> _Task brief_: Each line of the material must be repeated precisely, with the pictures left out.

> _Data supplied_:
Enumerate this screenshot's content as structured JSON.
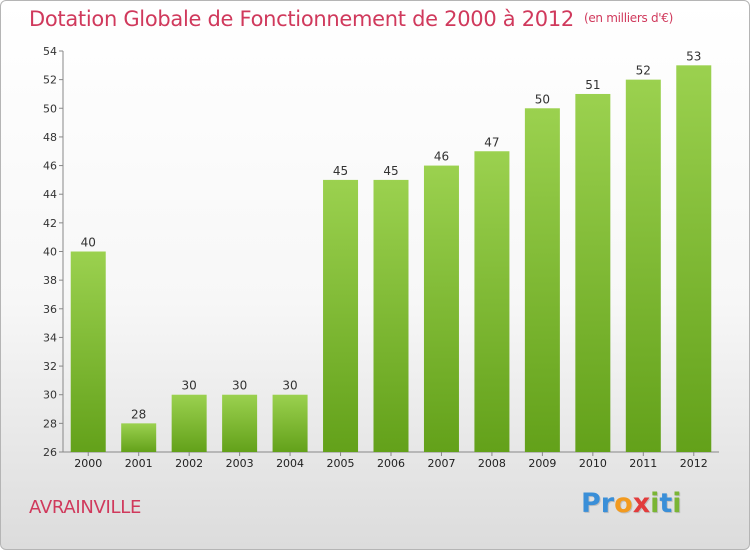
{
  "title": "Dotation Globale de Fonctionnement de 2000 à 2012",
  "unit_note": "(en milliers d'€)",
  "commune": "AVRAINVILLE",
  "logo": {
    "letters": [
      "P",
      "r",
      "o",
      "x",
      "i",
      "t",
      "i"
    ],
    "colors": [
      "#3a8fd8",
      "#3a8fd8",
      "#f29a1f",
      "#e23c3c",
      "#7ab534",
      "#3a8fd8",
      "#7ab534"
    ]
  },
  "colors": {
    "bar_top": "#9bd14f",
    "bar_bottom": "#63a11a",
    "axis": "#888888",
    "text_accent": "#d0395c"
  },
  "chart_data": {
    "type": "bar",
    "categories": [
      "2000",
      "2001",
      "2002",
      "2003",
      "2004",
      "2005",
      "2006",
      "2007",
      "2008",
      "2009",
      "2010",
      "2011",
      "2012"
    ],
    "values": [
      40,
      28,
      30,
      30,
      30,
      45,
      45,
      46,
      47,
      50,
      51,
      52,
      53
    ],
    "title": "Dotation Globale de Fonctionnement de 2000 à 2012",
    "ylim": [
      26,
      54
    ],
    "yticks": [
      26,
      28,
      30,
      32,
      34,
      36,
      38,
      40,
      42,
      44,
      46,
      48,
      50,
      52,
      54
    ],
    "grid": false,
    "data_labels": true
  }
}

> _Expected answer_:
Enumerate this screenshot's content as structured JSON.
{
  "title": "Dotation Globale de Fonctionnement de 2000 à 2012",
  "unit_note": "(en milliers d'€)",
  "commune": "AVRAINVILLE",
  "logo": {
    "letters": [
      "P",
      "r",
      "o",
      "x",
      "i",
      "t",
      "i"
    ],
    "colors": [
      "#3a8fd8",
      "#3a8fd8",
      "#f29a1f",
      "#e23c3c",
      "#7ab534",
      "#3a8fd8",
      "#7ab534"
    ]
  },
  "colors": {
    "bar_top": "#9bd14f",
    "bar_bottom": "#63a11a",
    "axis": "#888888",
    "text_accent": "#d0395c"
  },
  "chart_data": {
    "type": "bar",
    "categories": [
      "2000",
      "2001",
      "2002",
      "2003",
      "2004",
      "2005",
      "2006",
      "2007",
      "2008",
      "2009",
      "2010",
      "2011",
      "2012"
    ],
    "values": [
      40,
      28,
      30,
      30,
      30,
      45,
      45,
      46,
      47,
      50,
      51,
      52,
      53
    ],
    "title": "Dotation Globale de Fonctionnement de 2000 à 2012",
    "ylim": [
      26,
      54
    ],
    "yticks": [
      26,
      28,
      30,
      32,
      34,
      36,
      38,
      40,
      42,
      44,
      46,
      48,
      50,
      52,
      54
    ],
    "grid": false,
    "data_labels": true
  }
}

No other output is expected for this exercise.